RECORD EXTRACTS:
════════════════

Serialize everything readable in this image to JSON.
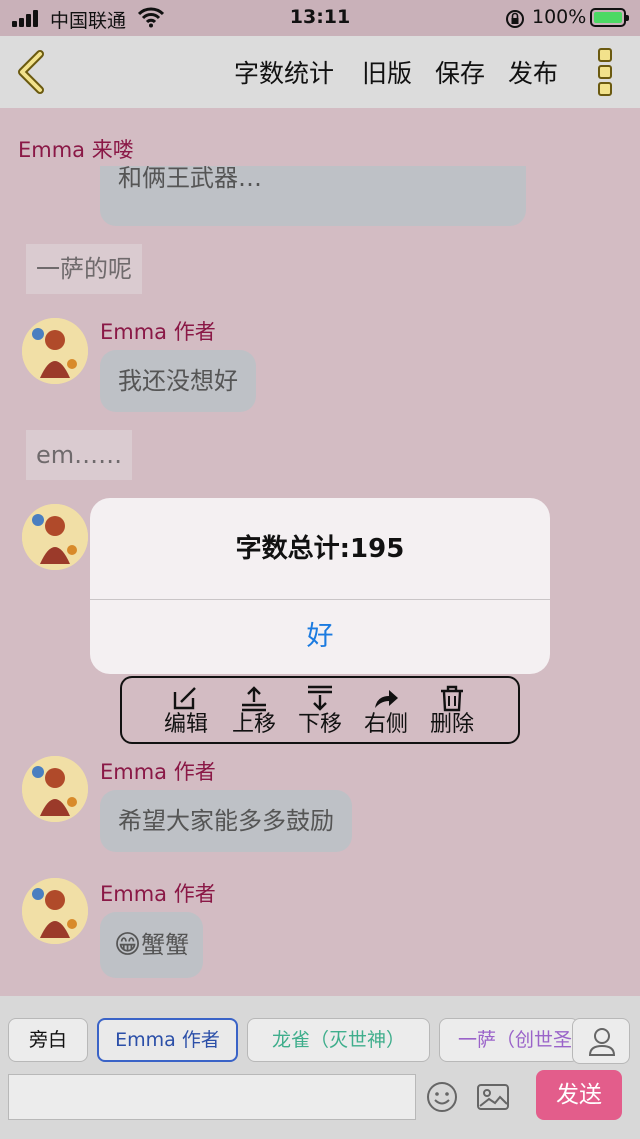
{
  "status_bar": {
    "carrier": "中国联通",
    "time": "13:11",
    "battery": "100%"
  },
  "header": {
    "actions": [
      "字数统计",
      "旧版",
      "保存",
      "发布"
    ]
  },
  "chat": {
    "top_name": "Emma 来喽",
    "partial_bubble": "和俩王武器…",
    "aside_1": "一萨的呢",
    "msg1_name": "Emma 作者",
    "msg1_text": "我还没想好",
    "aside_2": "em……",
    "msg3_name": "Emma 作者",
    "msg3_text": "希望大家能多多鼓励",
    "msg4_name": "Emma 作者",
    "msg4_emoji": "😁",
    "msg4_text": "蟹蟹"
  },
  "dialog": {
    "title": "字数总计:195",
    "ok": "好"
  },
  "context_menu": {
    "items": [
      "编辑",
      "上移",
      "下移",
      "右侧",
      "删除"
    ]
  },
  "bottom": {
    "roles": [
      "旁白",
      "Emma 作者",
      "龙雀（灭世神）",
      "一萨（创世圣"
    ],
    "input_value": "",
    "send": "发送"
  },
  "colors": {
    "name": "#8a1846",
    "send": "#e35d8b",
    "dialog_ok": "#1b7be0",
    "role_active": "#3a63c7",
    "role_longque": "#3fae8c",
    "role_yisa": "#9a63c9"
  }
}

════════════════

SHORT EXERCISE:
Copy the data character for character, but drop all pictures from the copy.

WRITTEN RESPONSE:
Serialize everything readable in this image to JSON.
{
  "status_bar": {
    "carrier": "中国联通",
    "time": "13:11",
    "battery": "100%"
  },
  "header": {
    "actions": [
      "字数统计",
      "旧版",
      "保存",
      "发布"
    ]
  },
  "chat": {
    "top_name": "Emma 来喽",
    "partial_bubble": "和俩王武器…",
    "aside_1": "一萨的呢",
    "msg1_name": "Emma 作者",
    "msg1_text": "我还没想好",
    "aside_2": "em……",
    "msg3_name": "Emma 作者",
    "msg3_text": "希望大家能多多鼓励",
    "msg4_name": "Emma 作者",
    "msg4_emoji": "😁",
    "msg4_text": "蟹蟹"
  },
  "dialog": {
    "title": "字数总计:195",
    "ok": "好"
  },
  "context_menu": {
    "items": [
      "编辑",
      "上移",
      "下移",
      "右侧",
      "删除"
    ]
  },
  "bottom": {
    "roles": [
      "旁白",
      "Emma 作者",
      "龙雀（灭世神）",
      "一萨（创世圣"
    ],
    "input_value": "",
    "send": "发送"
  },
  "colors": {
    "name": "#8a1846",
    "send": "#e35d8b",
    "dialog_ok": "#1b7be0",
    "role_active": "#3a63c7",
    "role_longque": "#3fae8c",
    "role_yisa": "#9a63c9"
  }
}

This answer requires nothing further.